> [WHAT THE TASK ASKS]: Retype all material exactly. Pictures stay out of the copy.
--- START ---
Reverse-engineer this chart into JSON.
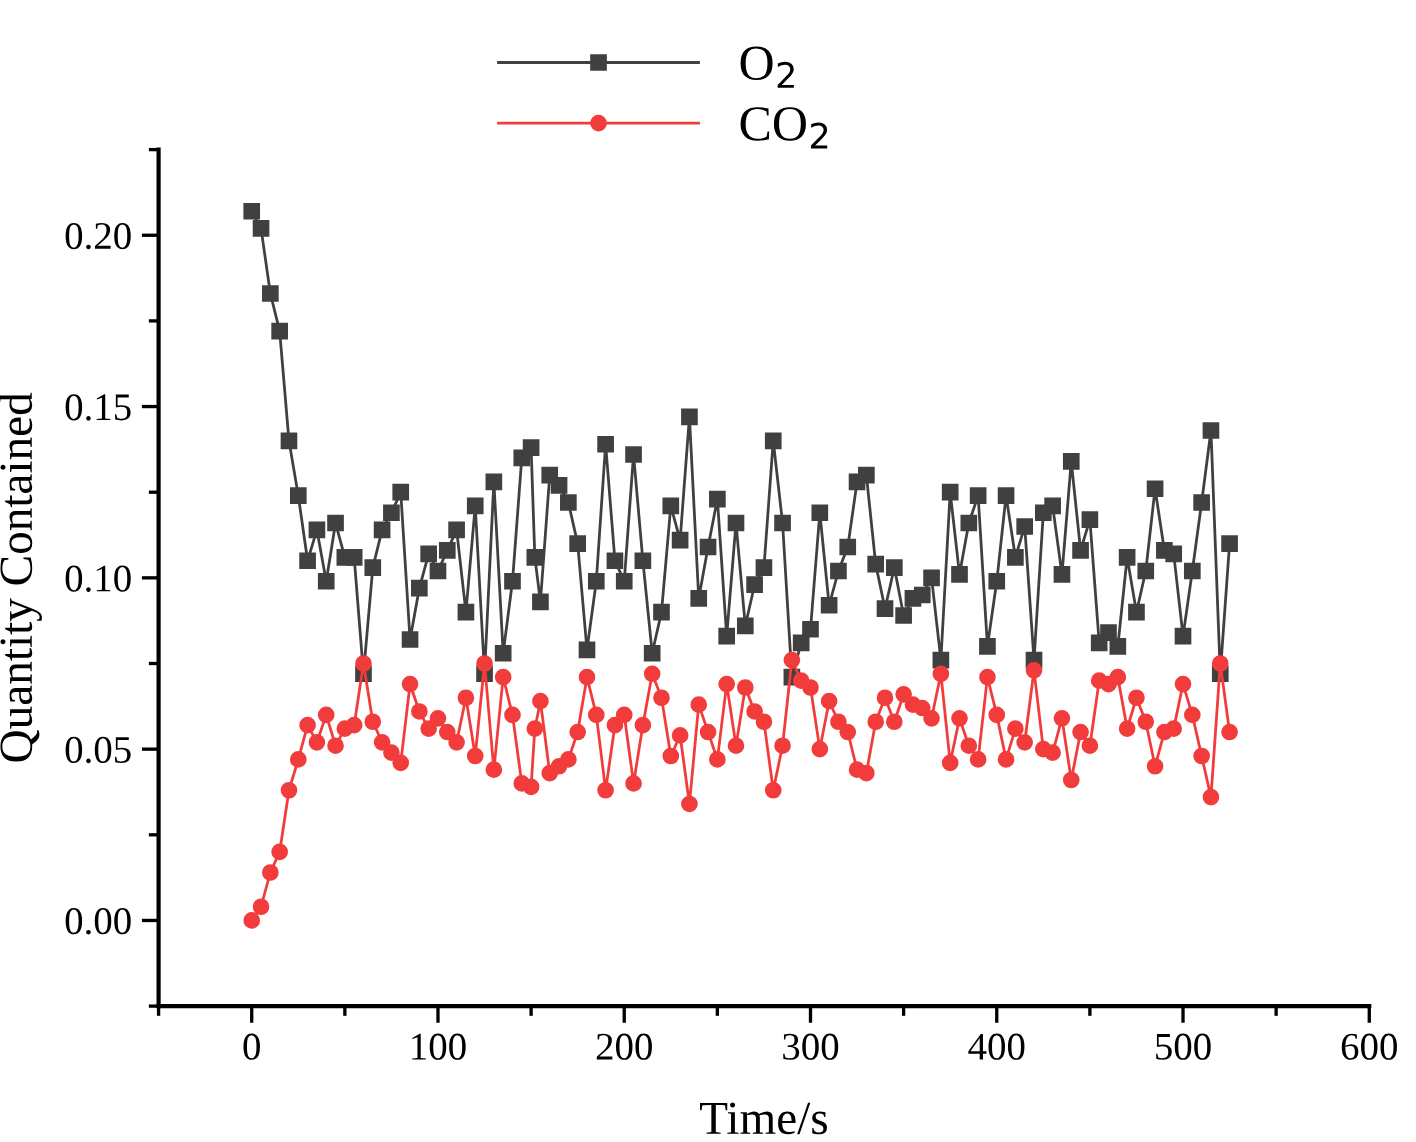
{
  "chart_data": {
    "type": "line",
    "xlabel": "Time/s",
    "ylabel": "Quantity Contained",
    "x": [
      0,
      5,
      10,
      15,
      20,
      25,
      30,
      35,
      40,
      45,
      50,
      55,
      60,
      65,
      70,
      75,
      80,
      85,
      90,
      95,
      100,
      105,
      110,
      115,
      120,
      125,
      130,
      135,
      140,
      145,
      150,
      152,
      155,
      160,
      165,
      170,
      175,
      180,
      185,
      190,
      195,
      200,
      205,
      210,
      215,
      220,
      225,
      230,
      235,
      240,
      245,
      250,
      255,
      260,
      265,
      270,
      275,
      280,
      285,
      290,
      295,
      300,
      305,
      310,
      315,
      320,
      325,
      330,
      335,
      340,
      345,
      350,
      355,
      360,
      365,
      370,
      375,
      380,
      385,
      390,
      395,
      400,
      405,
      410,
      415,
      420,
      425,
      430,
      435,
      440,
      445,
      450,
      455,
      460,
      465,
      470,
      475,
      480,
      485,
      490,
      495,
      500,
      505,
      510,
      515,
      520,
      525
    ],
    "series": [
      {
        "name": "O$_{2}$",
        "color": "#404040",
        "marker": "square",
        "values": [
          0.207,
          0.202,
          0.183,
          0.172,
          0.14,
          0.124,
          0.105,
          0.114,
          0.099,
          0.116,
          0.106,
          0.106,
          0.072,
          0.103,
          0.114,
          0.119,
          0.125,
          0.082,
          0.097,
          0.107,
          0.102,
          0.108,
          0.114,
          0.09,
          0.121,
          0.072,
          0.128,
          0.078,
          0.099,
          0.135,
          0.138,
          0.106,
          0.093,
          0.13,
          0.127,
          0.122,
          0.11,
          0.079,
          0.099,
          0.139,
          0.105,
          0.099,
          0.136,
          0.105,
          0.078,
          0.09,
          0.121,
          0.111,
          0.147,
          0.094,
          0.109,
          0.123,
          0.083,
          0.116,
          0.086,
          0.098,
          0.103,
          0.14,
          0.116,
          0.071,
          0.081,
          0.085,
          0.119,
          0.092,
          0.102,
          0.109,
          0.128,
          0.13,
          0.104,
          0.091,
          0.103,
          0.089,
          0.094,
          0.095,
          0.1,
          0.076,
          0.125,
          0.101,
          0.116,
          0.124,
          0.08,
          0.099,
          0.124,
          0.106,
          0.115,
          0.076,
          0.119,
          0.121,
          0.101,
          0.134,
          0.108,
          0.117,
          0.081,
          0.084,
          0.08,
          0.106,
          0.09,
          0.102,
          0.126,
          0.108,
          0.107,
          0.083,
          0.102,
          0.122,
          0.143,
          0.072,
          0.11
        ]
      },
      {
        "name": "CO$_{2}$",
        "color": "#f23c3c",
        "marker": "circle",
        "values": [
          0.0,
          0.004,
          0.014,
          0.02,
          0.038,
          0.047,
          0.057,
          0.052,
          0.06,
          0.051,
          0.056,
          0.057,
          0.075,
          0.058,
          0.052,
          0.049,
          0.046,
          0.069,
          0.061,
          0.056,
          0.059,
          0.055,
          0.052,
          0.065,
          0.048,
          0.075,
          0.044,
          0.071,
          0.06,
          0.04,
          0.039,
          0.056,
          0.064,
          0.043,
          0.045,
          0.047,
          0.055,
          0.071,
          0.06,
          0.038,
          0.057,
          0.06,
          0.04,
          0.057,
          0.072,
          0.065,
          0.048,
          0.054,
          0.034,
          0.063,
          0.055,
          0.047,
          0.069,
          0.051,
          0.068,
          0.061,
          0.058,
          0.038,
          0.051,
          0.076,
          0.07,
          0.068,
          0.05,
          0.064,
          0.058,
          0.055,
          0.044,
          0.043,
          0.058,
          0.065,
          0.058,
          0.066,
          0.063,
          0.062,
          0.059,
          0.072,
          0.046,
          0.059,
          0.051,
          0.047,
          0.071,
          0.06,
          0.047,
          0.056,
          0.052,
          0.073,
          0.05,
          0.049,
          0.059,
          0.041,
          0.055,
          0.051,
          0.07,
          0.069,
          0.071,
          0.056,
          0.065,
          0.058,
          0.045,
          0.055,
          0.056,
          0.069,
          0.06,
          0.048,
          0.036,
          0.075,
          0.055
        ]
      }
    ],
    "xlim": [
      -50,
      600
    ],
    "xticks": [
      0,
      100,
      200,
      300,
      400,
      500,
      600
    ],
    "ylim": [
      -0.025,
      0.225
    ],
    "yticks": [
      {
        "value": 0,
        "label": "0.00"
      },
      {
        "value": 0.05,
        "label": "0.05"
      },
      {
        "value": 0.1,
        "label": "0.10"
      },
      {
        "value": 0.15,
        "label": "0.15"
      },
      {
        "value": 0.2,
        "label": "0.20"
      }
    ],
    "legend": "top",
    "grid": false,
    "line_style": "solid"
  }
}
--- END ---
> [SOLVED EXERCISE]:
Reverse-engineer this chart into JSON.
{
  "chart_data": {
    "type": "line",
    "xlabel": "Time/s",
    "ylabel": "Quantity Contained",
    "x": [
      0,
      5,
      10,
      15,
      20,
      25,
      30,
      35,
      40,
      45,
      50,
      55,
      60,
      65,
      70,
      75,
      80,
      85,
      90,
      95,
      100,
      105,
      110,
      115,
      120,
      125,
      130,
      135,
      140,
      145,
      150,
      152,
      155,
      160,
      165,
      170,
      175,
      180,
      185,
      190,
      195,
      200,
      205,
      210,
      215,
      220,
      225,
      230,
      235,
      240,
      245,
      250,
      255,
      260,
      265,
      270,
      275,
      280,
      285,
      290,
      295,
      300,
      305,
      310,
      315,
      320,
      325,
      330,
      335,
      340,
      345,
      350,
      355,
      360,
      365,
      370,
      375,
      380,
      385,
      390,
      395,
      400,
      405,
      410,
      415,
      420,
      425,
      430,
      435,
      440,
      445,
      450,
      455,
      460,
      465,
      470,
      475,
      480,
      485,
      490,
      495,
      500,
      505,
      510,
      515,
      520,
      525
    ],
    "series": [
      {
        "name": "O$_{2}$",
        "color": "#404040",
        "marker": "square",
        "values": [
          0.207,
          0.202,
          0.183,
          0.172,
          0.14,
          0.124,
          0.105,
          0.114,
          0.099,
          0.116,
          0.106,
          0.106,
          0.072,
          0.103,
          0.114,
          0.119,
          0.125,
          0.082,
          0.097,
          0.107,
          0.102,
          0.108,
          0.114,
          0.09,
          0.121,
          0.072,
          0.128,
          0.078,
          0.099,
          0.135,
          0.138,
          0.106,
          0.093,
          0.13,
          0.127,
          0.122,
          0.11,
          0.079,
          0.099,
          0.139,
          0.105,
          0.099,
          0.136,
          0.105,
          0.078,
          0.09,
          0.121,
          0.111,
          0.147,
          0.094,
          0.109,
          0.123,
          0.083,
          0.116,
          0.086,
          0.098,
          0.103,
          0.14,
          0.116,
          0.071,
          0.081,
          0.085,
          0.119,
          0.092,
          0.102,
          0.109,
          0.128,
          0.13,
          0.104,
          0.091,
          0.103,
          0.089,
          0.094,
          0.095,
          0.1,
          0.076,
          0.125,
          0.101,
          0.116,
          0.124,
          0.08,
          0.099,
          0.124,
          0.106,
          0.115,
          0.076,
          0.119,
          0.121,
          0.101,
          0.134,
          0.108,
          0.117,
          0.081,
          0.084,
          0.08,
          0.106,
          0.09,
          0.102,
          0.126,
          0.108,
          0.107,
          0.083,
          0.102,
          0.122,
          0.143,
          0.072,
          0.11
        ]
      },
      {
        "name": "CO$_{2}$",
        "color": "#f23c3c",
        "marker": "circle",
        "values": [
          0.0,
          0.004,
          0.014,
          0.02,
          0.038,
          0.047,
          0.057,
          0.052,
          0.06,
          0.051,
          0.056,
          0.057,
          0.075,
          0.058,
          0.052,
          0.049,
          0.046,
          0.069,
          0.061,
          0.056,
          0.059,
          0.055,
          0.052,
          0.065,
          0.048,
          0.075,
          0.044,
          0.071,
          0.06,
          0.04,
          0.039,
          0.056,
          0.064,
          0.043,
          0.045,
          0.047,
          0.055,
          0.071,
          0.06,
          0.038,
          0.057,
          0.06,
          0.04,
          0.057,
          0.072,
          0.065,
          0.048,
          0.054,
          0.034,
          0.063,
          0.055,
          0.047,
          0.069,
          0.051,
          0.068,
          0.061,
          0.058,
          0.038,
          0.051,
          0.076,
          0.07,
          0.068,
          0.05,
          0.064,
          0.058,
          0.055,
          0.044,
          0.043,
          0.058,
          0.065,
          0.058,
          0.066,
          0.063,
          0.062,
          0.059,
          0.072,
          0.046,
          0.059,
          0.051,
          0.047,
          0.071,
          0.06,
          0.047,
          0.056,
          0.052,
          0.073,
          0.05,
          0.049,
          0.059,
          0.041,
          0.055,
          0.051,
          0.07,
          0.069,
          0.071,
          0.056,
          0.065,
          0.058,
          0.045,
          0.055,
          0.056,
          0.069,
          0.06,
          0.048,
          0.036,
          0.075,
          0.055
        ]
      }
    ],
    "xlim": [
      -50,
      600
    ],
    "xticks": [
      0,
      100,
      200,
      300,
      400,
      500,
      600
    ],
    "ylim": [
      -0.025,
      0.225
    ],
    "yticks": [
      {
        "value": 0,
        "label": "0.00"
      },
      {
        "value": 0.05,
        "label": "0.05"
      },
      {
        "value": 0.1,
        "label": "0.10"
      },
      {
        "value": 0.15,
        "label": "0.15"
      },
      {
        "value": 0.2,
        "label": "0.20"
      }
    ],
    "legend": "top",
    "grid": false,
    "line_style": "solid"
  }
}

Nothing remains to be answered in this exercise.